■ Aim ■
Your task is to print every entry below exactly as given.

--------------------

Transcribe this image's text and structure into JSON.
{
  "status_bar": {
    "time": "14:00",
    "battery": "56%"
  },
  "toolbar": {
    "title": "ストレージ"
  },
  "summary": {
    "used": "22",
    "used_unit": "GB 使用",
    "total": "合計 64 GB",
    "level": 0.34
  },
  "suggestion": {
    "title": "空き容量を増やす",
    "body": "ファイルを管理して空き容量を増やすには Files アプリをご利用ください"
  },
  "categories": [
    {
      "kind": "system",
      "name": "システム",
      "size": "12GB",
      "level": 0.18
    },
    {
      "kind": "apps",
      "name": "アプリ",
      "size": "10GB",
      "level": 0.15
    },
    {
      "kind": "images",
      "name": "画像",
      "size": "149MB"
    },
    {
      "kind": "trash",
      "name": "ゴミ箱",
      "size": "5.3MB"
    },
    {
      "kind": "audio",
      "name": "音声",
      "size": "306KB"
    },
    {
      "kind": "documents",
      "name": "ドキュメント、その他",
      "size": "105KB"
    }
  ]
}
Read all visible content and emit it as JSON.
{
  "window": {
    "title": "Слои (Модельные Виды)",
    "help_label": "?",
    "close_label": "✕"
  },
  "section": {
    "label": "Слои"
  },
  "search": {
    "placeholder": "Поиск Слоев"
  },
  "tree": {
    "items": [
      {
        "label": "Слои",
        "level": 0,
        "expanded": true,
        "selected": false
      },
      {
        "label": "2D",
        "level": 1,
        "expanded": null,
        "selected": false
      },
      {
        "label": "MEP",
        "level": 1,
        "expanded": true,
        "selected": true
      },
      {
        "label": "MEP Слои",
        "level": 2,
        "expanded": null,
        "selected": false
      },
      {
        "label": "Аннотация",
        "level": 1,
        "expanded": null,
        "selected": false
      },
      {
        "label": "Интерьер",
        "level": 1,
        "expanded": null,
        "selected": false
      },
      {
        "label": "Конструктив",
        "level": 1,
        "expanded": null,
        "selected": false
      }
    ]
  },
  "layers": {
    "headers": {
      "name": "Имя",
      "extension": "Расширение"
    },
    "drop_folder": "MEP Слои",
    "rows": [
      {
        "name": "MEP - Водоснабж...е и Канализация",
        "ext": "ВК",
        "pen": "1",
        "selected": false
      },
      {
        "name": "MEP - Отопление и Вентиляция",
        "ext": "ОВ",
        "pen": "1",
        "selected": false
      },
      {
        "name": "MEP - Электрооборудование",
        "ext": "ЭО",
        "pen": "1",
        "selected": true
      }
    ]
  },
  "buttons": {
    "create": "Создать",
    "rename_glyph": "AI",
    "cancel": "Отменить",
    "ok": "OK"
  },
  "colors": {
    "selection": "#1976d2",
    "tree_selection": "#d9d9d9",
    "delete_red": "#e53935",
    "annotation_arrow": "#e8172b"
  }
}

--------------------

■ Response to this exercise ■
Transcribe this image's text and structure into JSON.
{
  "status_bar": {
    "time": "14:00",
    "battery": "56%"
  },
  "toolbar": {
    "title": "ストレージ"
  },
  "summary": {
    "used": "22",
    "used_unit": "GB 使用",
    "total": "合計 64 GB",
    "level": 0.34
  },
  "suggestion": {
    "title": "空き容量を増やす",
    "body": "ファイルを管理して空き容量を増やすには Files アプリをご利用ください"
  },
  "categories": [
    {
      "kind": "system",
      "name": "システム",
      "size": "12GB",
      "level": 0.18
    },
    {
      "kind": "apps",
      "name": "アプリ",
      "size": "10GB",
      "level": 0.15
    },
    {
      "kind": "images",
      "name": "画像",
      "size": "149MB"
    },
    {
      "kind": "trash",
      "name": "ゴミ箱",
      "size": "5.3MB"
    },
    {
      "kind": "audio",
      "name": "音声",
      "size": "306KB"
    },
    {
      "kind": "documents",
      "name": "ドキュメント、その他",
      "size": "105KB"
    }
  ]
}
Read all visible content and emit it as JSON.
{
  "window": {
    "title": "Слои (Модельные Виды)",
    "help_label": "?",
    "close_label": "✕"
  },
  "section": {
    "label": "Слои"
  },
  "search": {
    "placeholder": "Поиск Слоев"
  },
  "tree": {
    "items": [
      {
        "label": "Слои",
        "level": 0,
        "expanded": true,
        "selected": false
      },
      {
        "label": "2D",
        "level": 1,
        "expanded": null,
        "selected": false
      },
      {
        "label": "MEP",
        "level": 1,
        "expanded": true,
        "selected": true
      },
      {
        "label": "MEP Слои",
        "level": 2,
        "expanded": null,
        "selected": false
      },
      {
        "label": "Аннотация",
        "level": 1,
        "expanded": null,
        "selected": false
      },
      {
        "label": "Интерьер",
        "level": 1,
        "expanded": null,
        "selected": false
      },
      {
        "label": "Конструктив",
        "level": 1,
        "expanded": null,
        "selected": false
      }
    ]
  },
  "layers": {
    "headers": {
      "name": "Имя",
      "extension": "Расширение"
    },
    "drop_folder": "MEP Слои",
    "rows": [
      {
        "name": "MEP - Водоснабж...е и Канализация",
        "ext": "ВК",
        "pen": "1",
        "selected": false
      },
      {
        "name": "MEP - Отопление и Вентиляция",
        "ext": "ОВ",
        "pen": "1",
        "selected": false
      },
      {
        "name": "MEP - Электрооборудование",
        "ext": "ЭО",
        "pen": "1",
        "selected": true
      }
    ]
  },
  "buttons": {
    "create": "Создать",
    "rename_glyph": "AI",
    "cancel": "Отменить",
    "ok": "OK"
  },
  "colors": {
    "selection": "#1976d2",
    "tree_selection": "#d9d9d9",
    "delete_red": "#e53935",
    "annotation_arrow": "#e8172b"
  }
}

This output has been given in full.